The request: Give, as a bare number, the count of lines that contain the word "grande".

Extracted data entries:
# # # # #

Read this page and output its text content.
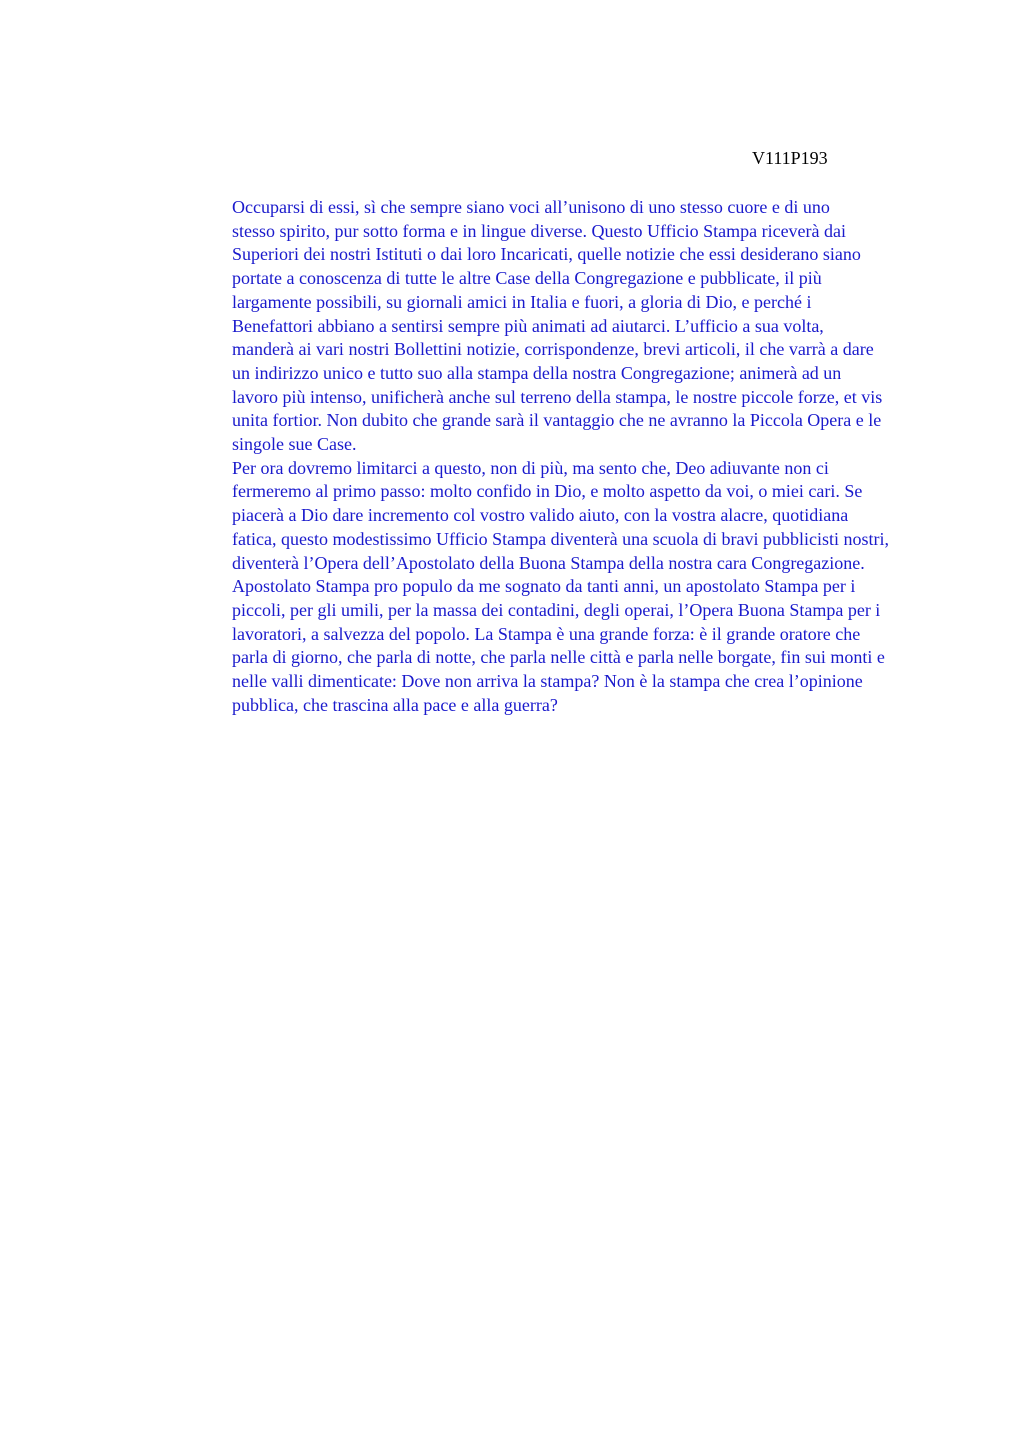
V111P193

Occuparsi di essi, sì che sempre siano voci all’unisono di uno stesso cuore e di uno
stesso spirito, pur sotto forma e in lingue diverse. Questo Ufficio Stampa riceverà dai
Superiori dei nostri Istituti o dai loro Incaricati, quelle notizie che essi desiderano siano
portate a conoscenza di tutte le altre Case della Congregazione e pubblicate, il più
largamente possibili, su giornali amici in Italia e fuori, a gloria di Dio, e perché i
Benefattori abbiano a sentirsi sempre più animati ad aiutarci. L’ufficio a sua volta,
manderà ai vari nostri Bollettini notizie, corrispondenze, brevi articoli, il che varrà a dare
un indirizzo unico e tutto suo alla stampa della nostra Congregazione; animerà ad un
lavoro più intenso, unificherà anche sul terreno della stampa, le nostre piccole forze, et vis
unita fortior. Non dubito che grande sarà il vantaggio che ne avranno la Piccola Opera e le
singole sue Case.

Per ora dovremo limitarci a questo, non di più, ma sento che, Deo adiuvante non ci
fermeremo al primo passo: molto confido in Dio, e molto aspetto da voi, o miei cari. Se
piacerà a Dio dare incremento col vostro valido aiuto, con la vostra alacre, quotidiana
fatica, questo modestissimo Ufficio Stampa diventerà una scuola di bravi pubblicisti nostri,
diventerà l’Opera dell’Apostolato della Buona Stampa della nostra cara Congregazione.
Apostolato Stampa pro populo da me sognato da tanti anni, un apostolato Stampa per i
piccoli, per gli umili, per la massa dei contadini, degli operai, l’Opera Buona Stampa per i
lavoratori, a salvezza del popolo. La Stampa è una grande forza: è il grande oratore che
parla di giorno, che parla di notte, che parla nelle città e parla nelle borgate, fin sui monti e
nelle valli dimenticate: Dove non arriva la stampa? Non è la stampa che crea l’opinione
pubblica, che trascina alla pace e alla guerra?
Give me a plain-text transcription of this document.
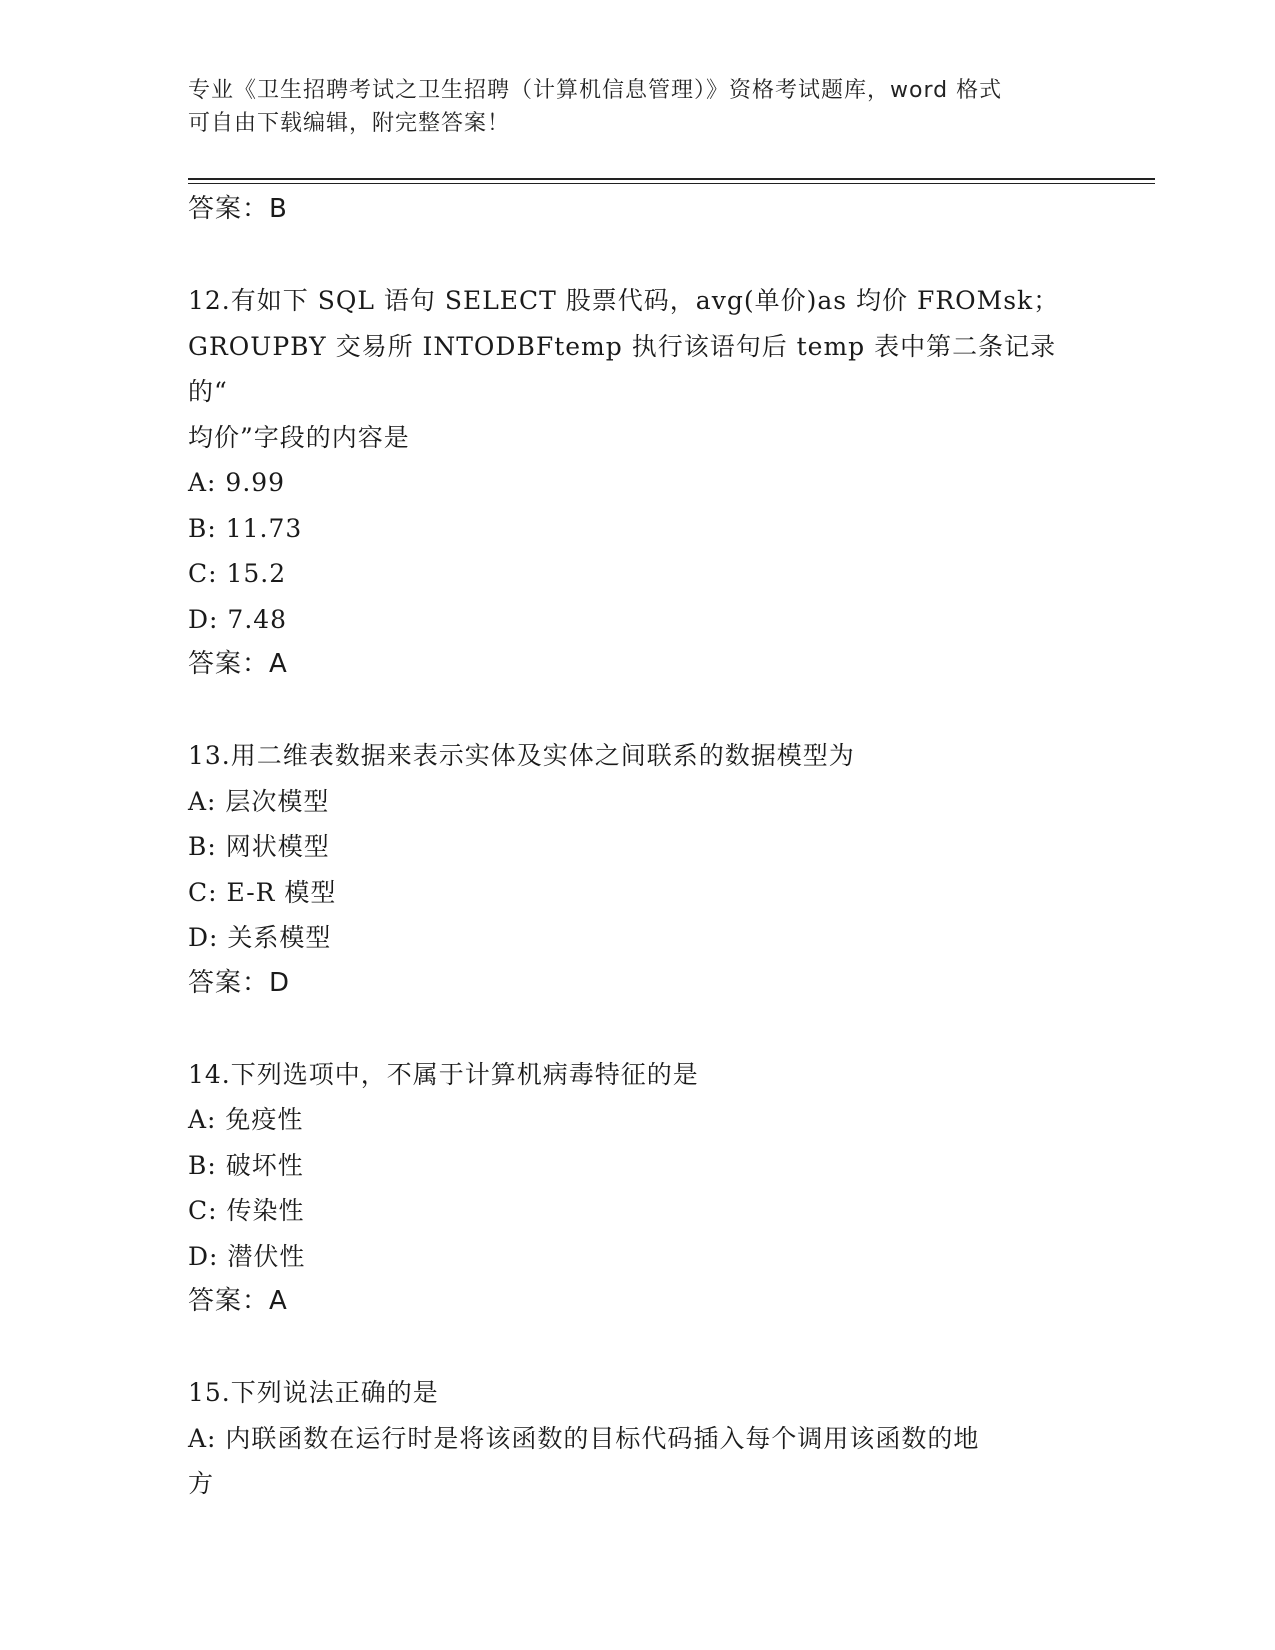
专业《卫生招聘考试之卫生招聘（计算机信息管理）》资格考试题库，word 格式
可自由下载编辑，附完整答案！
答案：B
12.有如下 SQL 语句 SELECT 股票代码，avg(单价)as 均价 FROMsk；
GROUPBY 交易所 INTODBFtemp 执行该语句后 temp 表中第二条记录的“
均价”字段的内容是
A: 9.99
B: 11.73
C: 15.2
D: 7.48
答案：A
13.用二维表数据来表示实体及实体之间联系的数据模型为
A: 层次模型
B: 网状模型
C: E-R 模型
D: 关系模型
答案：D
14.下列选项中，不属于计算机病毒特征的是
A: 免疫性
B: 破坏性
C: 传染性
D: 潜伏性
答案：A
15.下列说法正确的是
A: 内联函数在运行时是将该函数的目标代码插入每个调用该函数的地
方
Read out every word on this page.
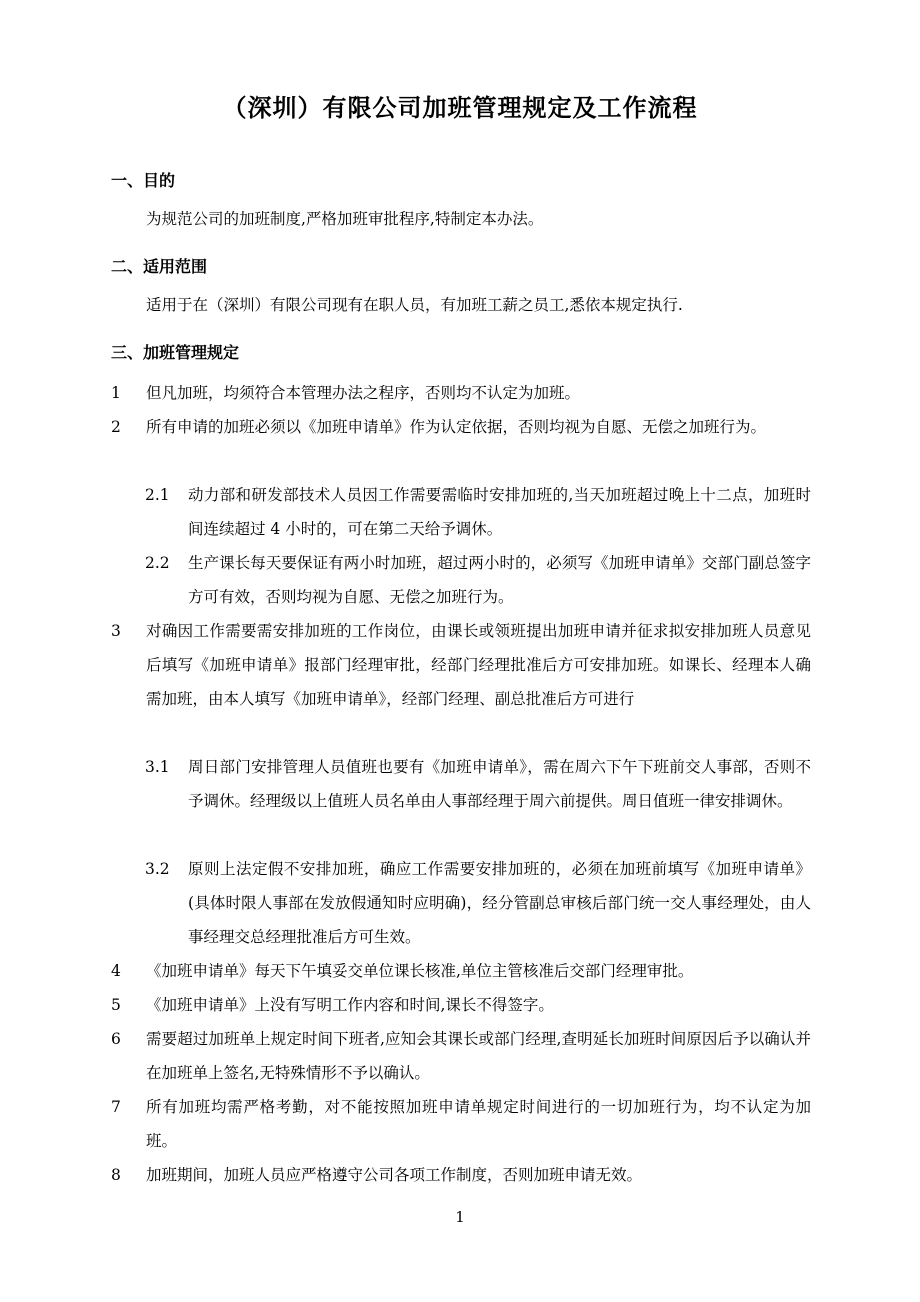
（深圳）有限公司加班管理规定及工作流程
一、目的
为规范公司的加班制度,严格加班审批程序,特制定本办法。
二、适用范围
适用于在（深圳）有限公司现有在职人员，有加班工薪之员工,悉依本规定执行.
三、加班管理规定
1	但凡加班，均须符合本管理办法之程序，否则均不认定为加班。
2	所有申请的加班必须以《加班申请单》作为认定依据，否则均视为自愿、无偿之加班行为。
2.1	动力部和研发部技术人员因工作需要需临时安排加班的,当天加班超过晚上十二点，加班时间连续超过 4 小时的，可在第二天给予调休。
2.2	生产课长每天要保证有两小时加班，超过两小时的，必须写《加班申请单》交部门副总签字方可有效，否则均视为自愿、无偿之加班行为。
3	对确因工作需要需安排加班的工作岗位，由课长或领班提出加班申请并征求拟安排加班人员意见后填写《加班申请单》报部门经理审批，经部门经理批准后方可安排加班。如课长、经理本人确需加班，由本人填写《加班申请单》，经部门经理、副总批准后方可进行
3.1	周日部门安排管理人员值班也要有《加班申请单》，需在周六下午下班前交人事部，否则不予调休。经理级以上值班人员名单由人事部经理于周六前提供。周日值班一律安排调休。
3.2	原则上法定假不安排加班，确应工作需要安排加班的，必须在加班前填写《加班申请单》(具体时限人事部在发放假通知时应明确)，经分管副总审核后部门统一交人事经理处，由人事经理交总经理批准后方可生效。
4	《加班申请单》每天下午填妥交单位课长核准,单位主管核准后交部门经理审批。
5	《加班申请单》上没有写明工作内容和时间,课长不得签字。
6	需要超过加班单上规定时间下班者,应知会其课长或部门经理,查明延长加班时间原因后予以确认并在加班单上签名,无特殊情形不予以确认。
7	所有加班均需严格考勤，对不能按照加班申请单规定时间进行的一切加班行为，均不认定为加班。
8	加班期间，加班人员应严格遵守公司各项工作制度，否则加班申请无效。
1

# # # # #

Output for this exercise: 2